• [PROMPT]: Copy each line of the records that holds the string "xlabel".

START MATERIAL SUPPLIED

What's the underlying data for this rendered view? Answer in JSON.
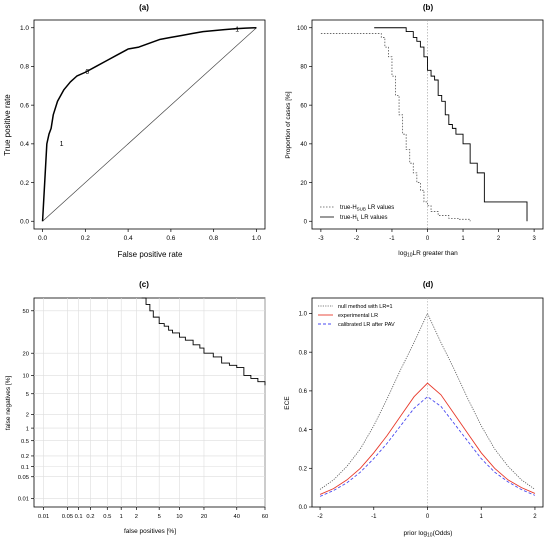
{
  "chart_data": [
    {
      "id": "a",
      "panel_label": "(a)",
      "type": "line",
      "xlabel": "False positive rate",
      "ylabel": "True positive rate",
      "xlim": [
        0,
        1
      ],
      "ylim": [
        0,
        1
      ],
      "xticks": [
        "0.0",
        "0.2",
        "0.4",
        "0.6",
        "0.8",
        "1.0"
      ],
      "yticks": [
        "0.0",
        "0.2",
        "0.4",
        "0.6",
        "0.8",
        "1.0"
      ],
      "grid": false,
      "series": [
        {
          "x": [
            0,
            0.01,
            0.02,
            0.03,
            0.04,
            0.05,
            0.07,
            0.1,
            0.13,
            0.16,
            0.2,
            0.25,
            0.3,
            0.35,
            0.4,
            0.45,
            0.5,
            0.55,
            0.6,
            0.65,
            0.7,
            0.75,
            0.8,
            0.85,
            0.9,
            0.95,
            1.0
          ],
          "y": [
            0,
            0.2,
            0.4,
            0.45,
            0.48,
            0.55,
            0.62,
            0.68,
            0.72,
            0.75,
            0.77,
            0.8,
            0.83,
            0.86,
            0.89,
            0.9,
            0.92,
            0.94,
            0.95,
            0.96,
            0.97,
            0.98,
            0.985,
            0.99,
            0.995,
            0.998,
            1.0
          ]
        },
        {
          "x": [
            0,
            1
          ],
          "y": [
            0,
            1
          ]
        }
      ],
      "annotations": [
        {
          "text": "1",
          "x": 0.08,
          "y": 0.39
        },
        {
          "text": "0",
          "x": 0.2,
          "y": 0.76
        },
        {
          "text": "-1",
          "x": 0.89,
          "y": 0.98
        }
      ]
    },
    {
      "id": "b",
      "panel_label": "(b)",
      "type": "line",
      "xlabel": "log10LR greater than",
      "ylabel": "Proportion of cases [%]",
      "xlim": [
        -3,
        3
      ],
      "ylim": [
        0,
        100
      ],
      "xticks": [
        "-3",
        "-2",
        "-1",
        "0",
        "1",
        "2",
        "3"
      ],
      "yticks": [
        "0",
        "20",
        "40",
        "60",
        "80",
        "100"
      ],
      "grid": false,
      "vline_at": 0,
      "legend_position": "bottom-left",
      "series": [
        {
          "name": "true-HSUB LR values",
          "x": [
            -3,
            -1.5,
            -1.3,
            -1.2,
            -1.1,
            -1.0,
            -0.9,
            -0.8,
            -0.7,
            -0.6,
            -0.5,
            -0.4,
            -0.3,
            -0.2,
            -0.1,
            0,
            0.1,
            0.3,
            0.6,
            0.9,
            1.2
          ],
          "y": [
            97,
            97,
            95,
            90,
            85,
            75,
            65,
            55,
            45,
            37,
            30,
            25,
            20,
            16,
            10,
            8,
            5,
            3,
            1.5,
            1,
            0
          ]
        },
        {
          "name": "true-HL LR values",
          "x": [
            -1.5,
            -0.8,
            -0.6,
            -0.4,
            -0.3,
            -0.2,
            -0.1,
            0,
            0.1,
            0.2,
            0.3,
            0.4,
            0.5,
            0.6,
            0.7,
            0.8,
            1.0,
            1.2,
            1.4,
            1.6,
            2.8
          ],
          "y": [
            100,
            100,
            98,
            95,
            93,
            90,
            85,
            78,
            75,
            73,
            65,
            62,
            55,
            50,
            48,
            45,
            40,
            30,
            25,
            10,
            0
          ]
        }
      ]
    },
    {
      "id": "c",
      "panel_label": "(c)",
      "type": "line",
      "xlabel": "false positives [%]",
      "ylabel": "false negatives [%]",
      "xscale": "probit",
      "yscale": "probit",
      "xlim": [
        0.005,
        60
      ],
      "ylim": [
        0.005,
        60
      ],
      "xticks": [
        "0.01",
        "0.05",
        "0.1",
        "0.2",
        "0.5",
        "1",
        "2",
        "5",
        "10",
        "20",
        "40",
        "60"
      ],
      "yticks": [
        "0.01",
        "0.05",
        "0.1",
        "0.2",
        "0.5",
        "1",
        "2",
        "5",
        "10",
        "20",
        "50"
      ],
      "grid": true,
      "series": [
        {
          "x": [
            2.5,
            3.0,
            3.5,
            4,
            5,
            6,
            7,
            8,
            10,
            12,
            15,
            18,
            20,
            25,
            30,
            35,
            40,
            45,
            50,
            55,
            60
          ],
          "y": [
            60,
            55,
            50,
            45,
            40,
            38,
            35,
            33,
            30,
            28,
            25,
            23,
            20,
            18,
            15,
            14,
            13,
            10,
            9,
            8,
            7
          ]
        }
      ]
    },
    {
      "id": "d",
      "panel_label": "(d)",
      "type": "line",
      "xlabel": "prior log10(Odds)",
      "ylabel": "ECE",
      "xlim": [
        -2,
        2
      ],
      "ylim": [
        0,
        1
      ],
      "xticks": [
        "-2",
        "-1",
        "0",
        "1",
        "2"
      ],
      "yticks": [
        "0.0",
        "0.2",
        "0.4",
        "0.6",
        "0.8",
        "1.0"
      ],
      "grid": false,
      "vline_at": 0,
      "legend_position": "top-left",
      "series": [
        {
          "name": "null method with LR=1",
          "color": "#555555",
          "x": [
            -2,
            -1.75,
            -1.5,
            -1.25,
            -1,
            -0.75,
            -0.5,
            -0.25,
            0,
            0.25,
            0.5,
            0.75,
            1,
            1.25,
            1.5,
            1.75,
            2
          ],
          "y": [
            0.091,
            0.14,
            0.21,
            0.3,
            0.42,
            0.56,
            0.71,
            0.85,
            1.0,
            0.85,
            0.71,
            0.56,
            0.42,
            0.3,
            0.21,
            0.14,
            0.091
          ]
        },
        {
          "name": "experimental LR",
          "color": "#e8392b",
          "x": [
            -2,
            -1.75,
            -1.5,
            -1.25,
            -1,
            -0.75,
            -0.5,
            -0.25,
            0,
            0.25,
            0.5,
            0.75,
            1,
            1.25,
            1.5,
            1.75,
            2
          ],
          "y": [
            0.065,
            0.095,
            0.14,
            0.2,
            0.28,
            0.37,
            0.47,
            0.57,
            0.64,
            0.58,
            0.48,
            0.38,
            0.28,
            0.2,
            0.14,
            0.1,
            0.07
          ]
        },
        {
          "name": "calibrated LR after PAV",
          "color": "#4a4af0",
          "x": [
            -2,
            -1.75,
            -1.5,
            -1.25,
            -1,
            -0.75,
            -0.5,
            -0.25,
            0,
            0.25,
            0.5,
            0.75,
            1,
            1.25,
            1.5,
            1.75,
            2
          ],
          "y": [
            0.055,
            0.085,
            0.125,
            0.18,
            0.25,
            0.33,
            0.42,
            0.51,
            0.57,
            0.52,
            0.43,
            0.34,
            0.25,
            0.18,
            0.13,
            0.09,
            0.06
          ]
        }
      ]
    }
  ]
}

END MATERIAL SUPPLIED

• [ANSWER BELOW]:
      "xlabel": "False positive rate",
      "xlabel": "log10LR greater than",
      "xlabel": "false positives [%]",
      "xlabel": "prior log10(Odds)",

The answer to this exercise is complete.